Start of Records for this task

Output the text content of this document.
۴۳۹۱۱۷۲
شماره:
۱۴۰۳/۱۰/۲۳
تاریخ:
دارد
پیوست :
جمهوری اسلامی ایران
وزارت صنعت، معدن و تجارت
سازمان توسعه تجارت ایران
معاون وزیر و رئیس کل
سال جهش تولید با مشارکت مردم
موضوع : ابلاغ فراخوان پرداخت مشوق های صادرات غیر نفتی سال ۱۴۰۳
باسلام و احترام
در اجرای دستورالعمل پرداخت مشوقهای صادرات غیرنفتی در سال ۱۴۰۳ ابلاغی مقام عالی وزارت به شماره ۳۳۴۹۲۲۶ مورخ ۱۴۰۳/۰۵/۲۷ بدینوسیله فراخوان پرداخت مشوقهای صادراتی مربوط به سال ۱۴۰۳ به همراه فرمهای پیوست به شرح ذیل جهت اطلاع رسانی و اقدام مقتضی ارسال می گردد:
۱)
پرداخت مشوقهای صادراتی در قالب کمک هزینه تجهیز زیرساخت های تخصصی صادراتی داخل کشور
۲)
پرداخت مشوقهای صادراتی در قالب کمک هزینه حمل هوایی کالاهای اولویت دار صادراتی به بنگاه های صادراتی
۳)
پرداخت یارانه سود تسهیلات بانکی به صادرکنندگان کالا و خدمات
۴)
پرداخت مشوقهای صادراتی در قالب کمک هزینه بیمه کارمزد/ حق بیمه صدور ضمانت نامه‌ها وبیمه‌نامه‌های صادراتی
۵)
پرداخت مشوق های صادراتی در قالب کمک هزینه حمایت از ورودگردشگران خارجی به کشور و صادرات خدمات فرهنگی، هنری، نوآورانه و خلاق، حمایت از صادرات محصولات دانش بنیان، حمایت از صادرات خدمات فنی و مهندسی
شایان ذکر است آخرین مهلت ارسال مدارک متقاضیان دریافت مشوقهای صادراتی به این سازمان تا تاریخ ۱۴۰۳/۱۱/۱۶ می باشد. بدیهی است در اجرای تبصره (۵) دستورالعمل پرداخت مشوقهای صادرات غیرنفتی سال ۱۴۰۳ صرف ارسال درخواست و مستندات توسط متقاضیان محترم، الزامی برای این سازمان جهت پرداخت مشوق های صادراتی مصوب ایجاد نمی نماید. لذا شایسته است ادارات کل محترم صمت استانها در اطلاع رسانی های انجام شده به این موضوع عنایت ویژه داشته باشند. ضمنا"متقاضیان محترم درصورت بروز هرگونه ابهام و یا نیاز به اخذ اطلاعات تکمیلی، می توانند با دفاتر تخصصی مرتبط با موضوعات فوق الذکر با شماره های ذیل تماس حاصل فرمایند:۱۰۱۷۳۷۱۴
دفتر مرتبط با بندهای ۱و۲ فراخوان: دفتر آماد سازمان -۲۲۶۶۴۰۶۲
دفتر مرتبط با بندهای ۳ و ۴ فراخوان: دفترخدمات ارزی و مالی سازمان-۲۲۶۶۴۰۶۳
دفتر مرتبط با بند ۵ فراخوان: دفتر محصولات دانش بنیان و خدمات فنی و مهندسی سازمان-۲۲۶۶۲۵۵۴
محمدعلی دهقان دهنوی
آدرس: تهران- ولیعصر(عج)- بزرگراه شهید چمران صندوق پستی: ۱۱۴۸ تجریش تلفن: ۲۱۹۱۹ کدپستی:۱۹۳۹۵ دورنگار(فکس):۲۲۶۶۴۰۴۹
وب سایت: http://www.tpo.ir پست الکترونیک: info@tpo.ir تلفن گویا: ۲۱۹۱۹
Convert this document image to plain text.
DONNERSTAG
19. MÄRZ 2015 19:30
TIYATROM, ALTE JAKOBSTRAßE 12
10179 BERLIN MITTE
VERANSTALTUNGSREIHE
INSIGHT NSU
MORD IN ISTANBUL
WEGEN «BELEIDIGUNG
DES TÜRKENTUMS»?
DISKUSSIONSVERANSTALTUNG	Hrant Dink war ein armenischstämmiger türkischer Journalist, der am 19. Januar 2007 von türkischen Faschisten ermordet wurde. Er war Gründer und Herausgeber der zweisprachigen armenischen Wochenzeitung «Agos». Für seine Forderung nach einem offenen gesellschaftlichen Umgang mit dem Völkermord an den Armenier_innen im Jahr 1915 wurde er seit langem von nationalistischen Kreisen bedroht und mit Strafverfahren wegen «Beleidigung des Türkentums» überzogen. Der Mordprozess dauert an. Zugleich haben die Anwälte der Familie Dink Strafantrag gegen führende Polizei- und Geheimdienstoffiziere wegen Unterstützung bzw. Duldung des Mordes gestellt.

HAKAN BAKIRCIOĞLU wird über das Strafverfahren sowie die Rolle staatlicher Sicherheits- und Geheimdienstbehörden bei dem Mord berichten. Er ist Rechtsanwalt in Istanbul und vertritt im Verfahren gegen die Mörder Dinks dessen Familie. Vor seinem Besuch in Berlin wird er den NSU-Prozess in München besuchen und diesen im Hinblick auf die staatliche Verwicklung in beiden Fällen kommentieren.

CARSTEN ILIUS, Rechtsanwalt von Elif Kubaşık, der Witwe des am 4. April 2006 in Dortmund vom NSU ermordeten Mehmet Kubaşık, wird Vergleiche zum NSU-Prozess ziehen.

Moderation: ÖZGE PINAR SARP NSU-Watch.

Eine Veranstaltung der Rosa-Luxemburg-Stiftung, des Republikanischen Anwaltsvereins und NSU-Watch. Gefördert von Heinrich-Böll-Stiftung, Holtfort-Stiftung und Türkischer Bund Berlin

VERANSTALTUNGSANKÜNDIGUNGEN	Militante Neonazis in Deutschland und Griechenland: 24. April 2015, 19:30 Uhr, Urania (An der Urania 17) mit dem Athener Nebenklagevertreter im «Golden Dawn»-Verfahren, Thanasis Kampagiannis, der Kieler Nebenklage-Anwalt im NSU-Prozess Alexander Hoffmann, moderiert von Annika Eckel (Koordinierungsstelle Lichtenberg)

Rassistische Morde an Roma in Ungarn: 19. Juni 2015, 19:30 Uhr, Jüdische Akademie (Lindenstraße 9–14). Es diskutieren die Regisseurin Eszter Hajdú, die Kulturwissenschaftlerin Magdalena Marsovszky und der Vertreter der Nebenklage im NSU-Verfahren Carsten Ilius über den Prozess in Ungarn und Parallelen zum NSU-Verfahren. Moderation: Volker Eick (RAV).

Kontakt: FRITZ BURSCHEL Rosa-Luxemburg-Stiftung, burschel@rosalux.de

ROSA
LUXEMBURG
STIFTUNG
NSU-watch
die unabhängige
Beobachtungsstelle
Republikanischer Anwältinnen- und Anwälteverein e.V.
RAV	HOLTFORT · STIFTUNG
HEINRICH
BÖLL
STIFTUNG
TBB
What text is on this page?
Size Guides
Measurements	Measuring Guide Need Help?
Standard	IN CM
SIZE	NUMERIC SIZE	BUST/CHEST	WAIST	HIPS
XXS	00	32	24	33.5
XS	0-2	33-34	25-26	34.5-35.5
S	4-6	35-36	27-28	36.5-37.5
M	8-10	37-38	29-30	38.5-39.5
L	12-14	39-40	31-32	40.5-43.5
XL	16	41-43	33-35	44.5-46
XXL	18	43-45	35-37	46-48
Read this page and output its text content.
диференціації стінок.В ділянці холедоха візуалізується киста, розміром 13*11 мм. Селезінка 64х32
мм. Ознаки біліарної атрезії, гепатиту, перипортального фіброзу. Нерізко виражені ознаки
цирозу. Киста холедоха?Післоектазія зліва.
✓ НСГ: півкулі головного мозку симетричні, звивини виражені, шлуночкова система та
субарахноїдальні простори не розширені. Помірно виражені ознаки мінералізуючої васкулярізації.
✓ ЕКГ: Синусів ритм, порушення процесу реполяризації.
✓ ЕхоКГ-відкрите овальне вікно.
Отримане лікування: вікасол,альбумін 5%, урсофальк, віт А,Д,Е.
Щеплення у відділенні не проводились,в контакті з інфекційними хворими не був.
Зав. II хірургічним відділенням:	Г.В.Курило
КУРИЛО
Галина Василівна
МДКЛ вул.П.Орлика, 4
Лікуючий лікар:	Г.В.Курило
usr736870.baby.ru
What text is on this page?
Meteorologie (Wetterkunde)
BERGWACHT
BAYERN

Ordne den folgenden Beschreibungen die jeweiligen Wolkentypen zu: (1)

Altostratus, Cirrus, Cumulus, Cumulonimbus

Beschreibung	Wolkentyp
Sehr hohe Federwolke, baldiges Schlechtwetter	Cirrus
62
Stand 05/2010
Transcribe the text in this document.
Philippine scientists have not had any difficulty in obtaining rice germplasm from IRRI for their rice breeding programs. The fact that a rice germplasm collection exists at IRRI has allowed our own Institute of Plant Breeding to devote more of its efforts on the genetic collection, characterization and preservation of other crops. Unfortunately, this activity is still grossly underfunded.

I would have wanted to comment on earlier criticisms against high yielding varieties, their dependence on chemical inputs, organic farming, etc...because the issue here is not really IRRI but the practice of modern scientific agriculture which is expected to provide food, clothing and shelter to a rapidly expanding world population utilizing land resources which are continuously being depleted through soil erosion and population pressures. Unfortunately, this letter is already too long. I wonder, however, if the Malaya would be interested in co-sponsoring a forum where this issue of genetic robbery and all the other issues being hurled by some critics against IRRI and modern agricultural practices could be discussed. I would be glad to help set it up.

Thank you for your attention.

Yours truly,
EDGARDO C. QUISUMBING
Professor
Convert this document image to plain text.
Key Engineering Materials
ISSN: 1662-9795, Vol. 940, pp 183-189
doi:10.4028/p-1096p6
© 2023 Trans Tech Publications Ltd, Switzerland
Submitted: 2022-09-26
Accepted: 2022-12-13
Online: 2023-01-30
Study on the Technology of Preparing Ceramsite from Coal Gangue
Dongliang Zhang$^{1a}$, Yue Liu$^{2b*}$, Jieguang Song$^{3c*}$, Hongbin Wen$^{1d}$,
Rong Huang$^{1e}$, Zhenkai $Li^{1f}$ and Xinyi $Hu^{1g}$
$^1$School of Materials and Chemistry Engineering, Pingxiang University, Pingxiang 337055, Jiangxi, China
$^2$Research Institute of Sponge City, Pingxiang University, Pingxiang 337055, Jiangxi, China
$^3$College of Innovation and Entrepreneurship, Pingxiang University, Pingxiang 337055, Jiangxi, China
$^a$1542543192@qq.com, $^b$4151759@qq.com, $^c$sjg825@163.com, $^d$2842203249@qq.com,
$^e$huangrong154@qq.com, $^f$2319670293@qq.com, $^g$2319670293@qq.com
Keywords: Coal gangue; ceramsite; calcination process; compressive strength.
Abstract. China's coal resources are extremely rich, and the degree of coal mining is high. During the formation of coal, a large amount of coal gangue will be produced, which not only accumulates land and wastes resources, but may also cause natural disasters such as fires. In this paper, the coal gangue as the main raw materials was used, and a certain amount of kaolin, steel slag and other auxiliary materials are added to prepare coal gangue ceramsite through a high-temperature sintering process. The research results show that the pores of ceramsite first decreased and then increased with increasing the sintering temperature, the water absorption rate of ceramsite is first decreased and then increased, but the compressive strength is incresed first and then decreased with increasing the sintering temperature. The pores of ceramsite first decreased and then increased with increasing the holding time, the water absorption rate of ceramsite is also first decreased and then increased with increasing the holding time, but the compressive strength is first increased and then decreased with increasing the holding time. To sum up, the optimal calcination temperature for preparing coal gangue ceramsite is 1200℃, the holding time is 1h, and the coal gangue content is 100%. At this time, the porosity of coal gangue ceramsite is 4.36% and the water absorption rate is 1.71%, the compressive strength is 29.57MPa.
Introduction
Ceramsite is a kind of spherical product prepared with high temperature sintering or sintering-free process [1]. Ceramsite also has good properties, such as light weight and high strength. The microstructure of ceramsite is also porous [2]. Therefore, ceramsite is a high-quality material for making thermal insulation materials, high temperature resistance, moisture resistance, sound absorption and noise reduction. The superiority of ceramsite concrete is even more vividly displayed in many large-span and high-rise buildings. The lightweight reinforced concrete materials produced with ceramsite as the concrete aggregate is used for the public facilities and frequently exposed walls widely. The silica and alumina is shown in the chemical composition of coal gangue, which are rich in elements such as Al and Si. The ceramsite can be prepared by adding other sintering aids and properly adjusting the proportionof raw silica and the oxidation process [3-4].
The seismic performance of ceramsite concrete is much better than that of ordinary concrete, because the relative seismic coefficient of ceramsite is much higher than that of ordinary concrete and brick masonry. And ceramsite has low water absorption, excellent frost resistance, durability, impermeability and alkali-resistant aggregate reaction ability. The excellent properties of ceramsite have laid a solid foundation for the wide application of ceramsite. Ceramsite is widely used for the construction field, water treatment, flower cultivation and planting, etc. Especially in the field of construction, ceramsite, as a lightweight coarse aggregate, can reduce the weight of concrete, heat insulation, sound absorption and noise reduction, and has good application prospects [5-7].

End of Records for this task

*Short task*. Going over the lines above, work out how many include "بندهای", then give only that number.

*Exercise response*. 2